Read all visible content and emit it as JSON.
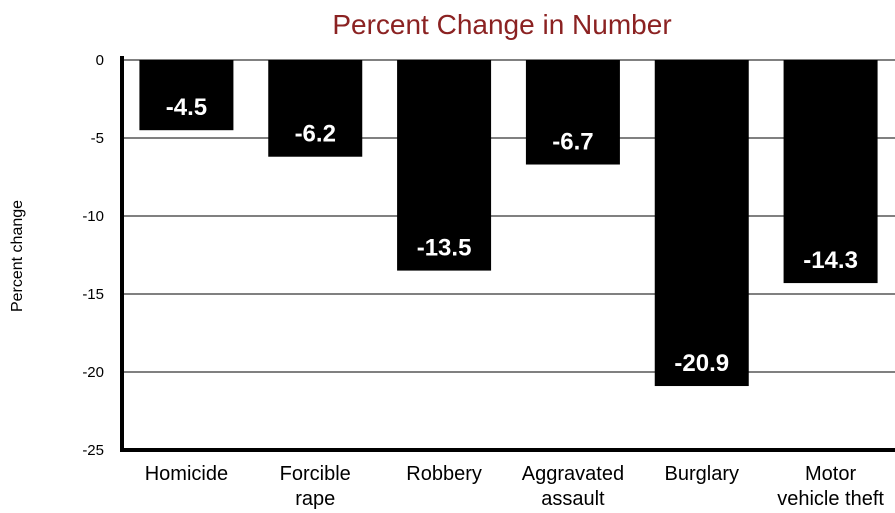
{
  "chart_data": {
    "type": "bar",
    "title": "Percent Change in Number",
    "ylabel": "Percent change",
    "categories": [
      [
        "Homicide"
      ],
      [
        "Forcible",
        "rape"
      ],
      [
        "Robbery"
      ],
      [
        "Aggravated",
        "assault"
      ],
      [
        "Burglary"
      ],
      [
        "Motor",
        "vehicle theft"
      ]
    ],
    "values": [
      -4.5,
      -6.2,
      -13.5,
      -6.7,
      -20.9,
      -14.3
    ],
    "data_labels": [
      "-4.5",
      "-6.2",
      "-13.5",
      "-6.7",
      "-20.9",
      "-14.3"
    ],
    "ylim": [
      -25,
      0
    ],
    "yticks": [
      0,
      -5,
      -10,
      -15,
      -20,
      -25
    ],
    "grid": true,
    "colors": {
      "bar": "#000000",
      "title": "#8b2222",
      "label_text": "#ffffff"
    }
  }
}
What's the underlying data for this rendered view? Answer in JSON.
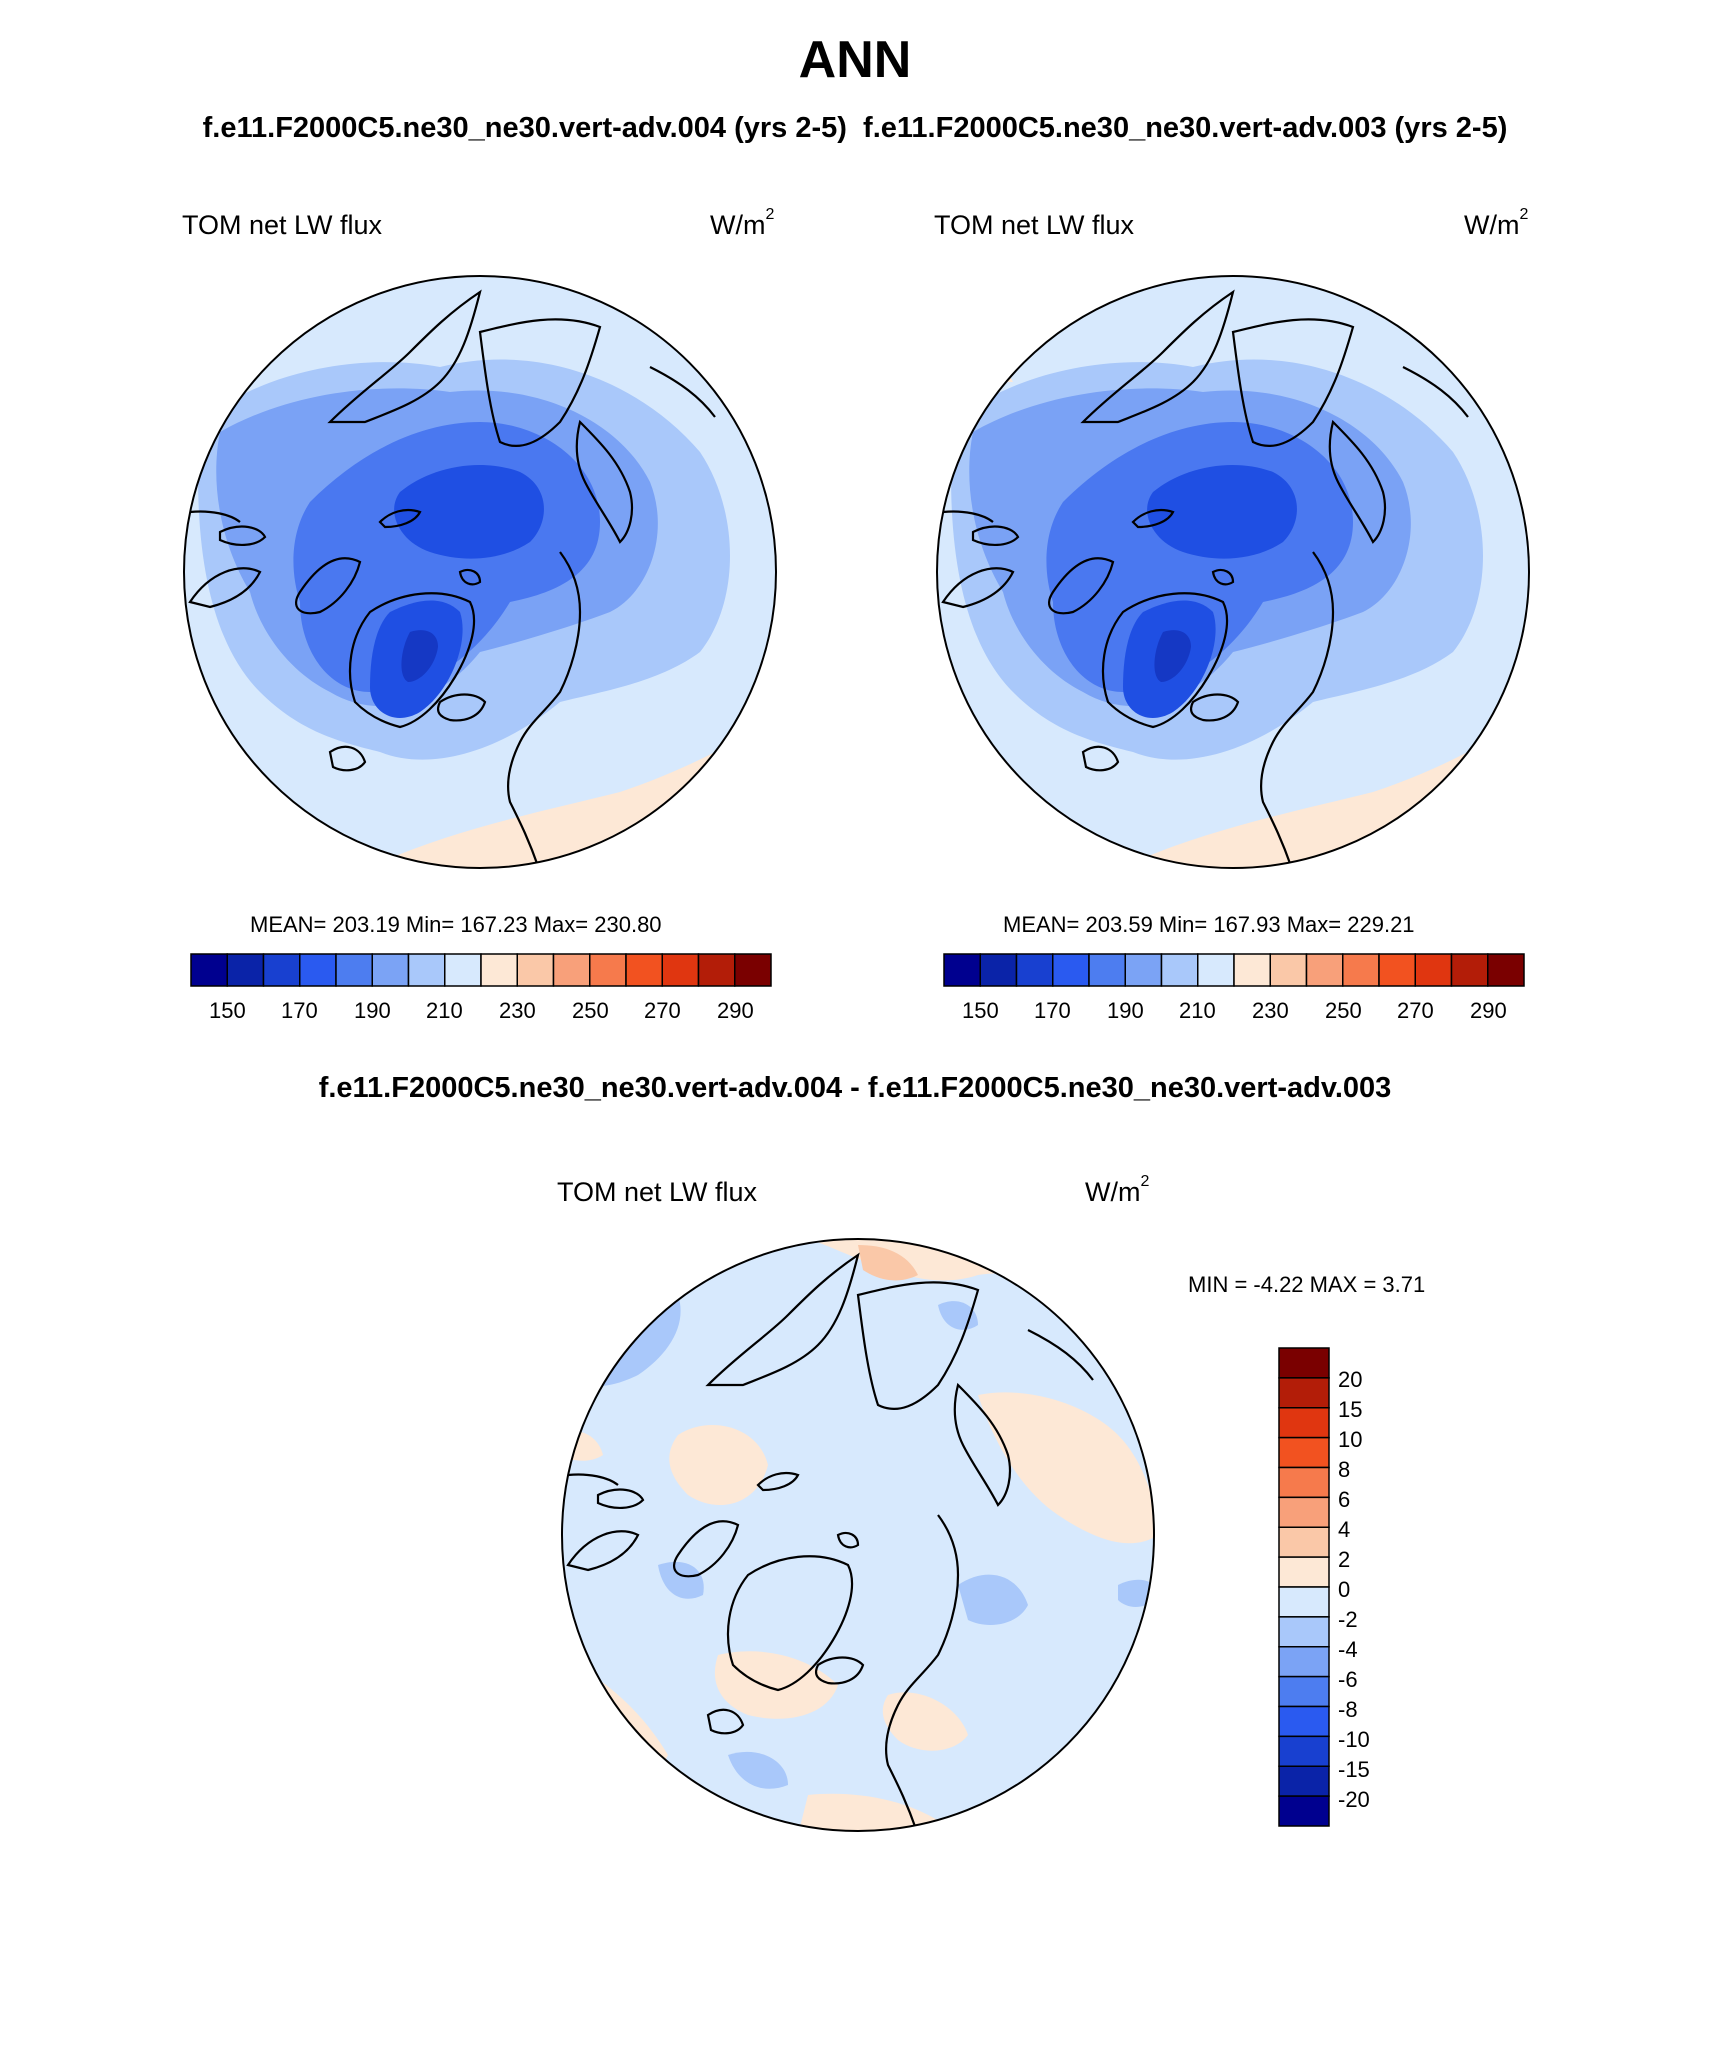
{
  "title": "ANN",
  "case_titles": "f.e11.F2000C5.ne30_ne30.vert-adv.004 (yrs 2-5)  f.e11.F2000C5.ne30_ne30.vert-adv.003 (yrs 2-5)",
  "diff_title": "f.e11.F2000C5.ne30_ne30.vert-adv.004 - f.e11.F2000C5.ne30_ne30.vert-adv.003",
  "panels": [
    {
      "variable": "TOM net LW flux",
      "units_base": "W/m",
      "units_exp": "2",
      "stats": "MEAN= 203.19  Min= 167.23  Max= 230.80"
    },
    {
      "variable": "TOM net LW flux",
      "units_base": "W/m",
      "units_exp": "2",
      "stats": "MEAN= 203.59  Min= 167.93  Max= 229.21"
    },
    {
      "variable": "TOM net LW flux",
      "units_base": "W/m",
      "units_exp": "2",
      "stats": "MIN =  -4.22 MAX =   3.71"
    }
  ],
  "colorbar_main": {
    "colors": [
      "#00008f",
      "#0a23a8",
      "#1840d0",
      "#2a5af0",
      "#4d7df0",
      "#7ba3f5",
      "#a9c8fa",
      "#d7e9fd",
      "#fde8d6",
      "#fac8a8",
      "#f8a07a",
      "#f67a4c",
      "#f25220",
      "#e03610",
      "#b31d08",
      "#7a0000"
    ],
    "labels": [
      "150",
      "170",
      "190",
      "210",
      "230",
      "250",
      "270",
      "290"
    ]
  },
  "colorbar_diff": {
    "colors": [
      "#00008f",
      "#0a23a8",
      "#1840d0",
      "#2a5af0",
      "#4d7df0",
      "#7ba3f5",
      "#a9c8fa",
      "#d7e9fd",
      "#fde8d6",
      "#fac8a8",
      "#f8a07a",
      "#f67a4c",
      "#f25220",
      "#e03610",
      "#b31d08",
      "#7a0000"
    ],
    "labels": [
      "20",
      "15",
      "10",
      "8",
      "6",
      "4",
      "2",
      "0",
      "-2",
      "-4",
      "-6",
      "-8",
      "-10",
      "-15",
      "-20"
    ]
  },
  "map_colors": {
    "deep": "#1f4fe3",
    "darkest": "#1538c4",
    "dark": "#4a78f0",
    "mid": "#7aa2f5",
    "light": "#a9c8fa",
    "pale": "#d7e9fd",
    "warm": "#fde8d6",
    "warm2": "#fac8a8",
    "coast": "#000000"
  }
}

### Exercise details
Make an exact copy of the data, leaving its pictures out.

### Solution to this task
Read all visible content and emit it as JSON.
{
  "chart_data": {
    "type": "bar",
    "title": "Percent Change in Number",
    "ylabel": "Percent change",
    "categories": [
      [
        "Homicide"
      ],
      [
        "Forcible",
        "rape"
      ],
      [
        "Robbery"
      ],
      [
        "Aggravated",
        "assault"
      ],
      [
        "Burglary"
      ],
      [
        "Motor",
        "vehicle theft"
      ]
    ],
    "values": [
      -4.5,
      -6.2,
      -13.5,
      -6.7,
      -20.9,
      -14.3
    ],
    "data_labels": [
      "-4.5",
      "-6.2",
      "-13.5",
      "-6.7",
      "-20.9",
      "-14.3"
    ],
    "ylim": [
      -25,
      0
    ],
    "yticks": [
      0,
      -5,
      -10,
      -15,
      -20,
      -25
    ],
    "grid": true,
    "colors": {
      "bar": "#000000",
      "title": "#8b2222",
      "label_text": "#ffffff"
    }
  }
}
What's the underlying data for this rendered view? Answer in JSON.
{
  "title": "ANN",
  "case_titles": "f.e11.F2000C5.ne30_ne30.vert-adv.004 (yrs 2-5)  f.e11.F2000C5.ne30_ne30.vert-adv.003 (yrs 2-5)",
  "diff_title": "f.e11.F2000C5.ne30_ne30.vert-adv.004 - f.e11.F2000C5.ne30_ne30.vert-adv.003",
  "panels": [
    {
      "variable": "TOM net LW flux",
      "units_base": "W/m",
      "units_exp": "2",
      "stats": "MEAN= 203.19  Min= 167.23  Max= 230.80"
    },
    {
      "variable": "TOM net LW flux",
      "units_base": "W/m",
      "units_exp": "2",
      "stats": "MEAN= 203.59  Min= 167.93  Max= 229.21"
    },
    {
      "variable": "TOM net LW flux",
      "units_base": "W/m",
      "units_exp": "2",
      "stats": "MIN =  -4.22 MAX =   3.71"
    }
  ],
  "colorbar_main": {
    "colors": [
      "#00008f",
      "#0a23a8",
      "#1840d0",
      "#2a5af0",
      "#4d7df0",
      "#7ba3f5",
      "#a9c8fa",
      "#d7e9fd",
      "#fde8d6",
      "#fac8a8",
      "#f8a07a",
      "#f67a4c",
      "#f25220",
      "#e03610",
      "#b31d08",
      "#7a0000"
    ],
    "labels": [
      "150",
      "170",
      "190",
      "210",
      "230",
      "250",
      "270",
      "290"
    ]
  },
  "colorbar_diff": {
    "colors": [
      "#00008f",
      "#0a23a8",
      "#1840d0",
      "#2a5af0",
      "#4d7df0",
      "#7ba3f5",
      "#a9c8fa",
      "#d7e9fd",
      "#fde8d6",
      "#fac8a8",
      "#f8a07a",
      "#f67a4c",
      "#f25220",
      "#e03610",
      "#b31d08",
      "#7a0000"
    ],
    "labels": [
      "20",
      "15",
      "10",
      "8",
      "6",
      "4",
      "2",
      "0",
      "-2",
      "-4",
      "-6",
      "-8",
      "-10",
      "-15",
      "-20"
    ]
  },
  "map_colors": {
    "deep": "#1f4fe3",
    "darkest": "#1538c4",
    "dark": "#4a78f0",
    "mid": "#7aa2f5",
    "light": "#a9c8fa",
    "pale": "#d7e9fd",
    "warm": "#fde8d6",
    "warm2": "#fac8a8",
    "coast": "#000000"
  }
}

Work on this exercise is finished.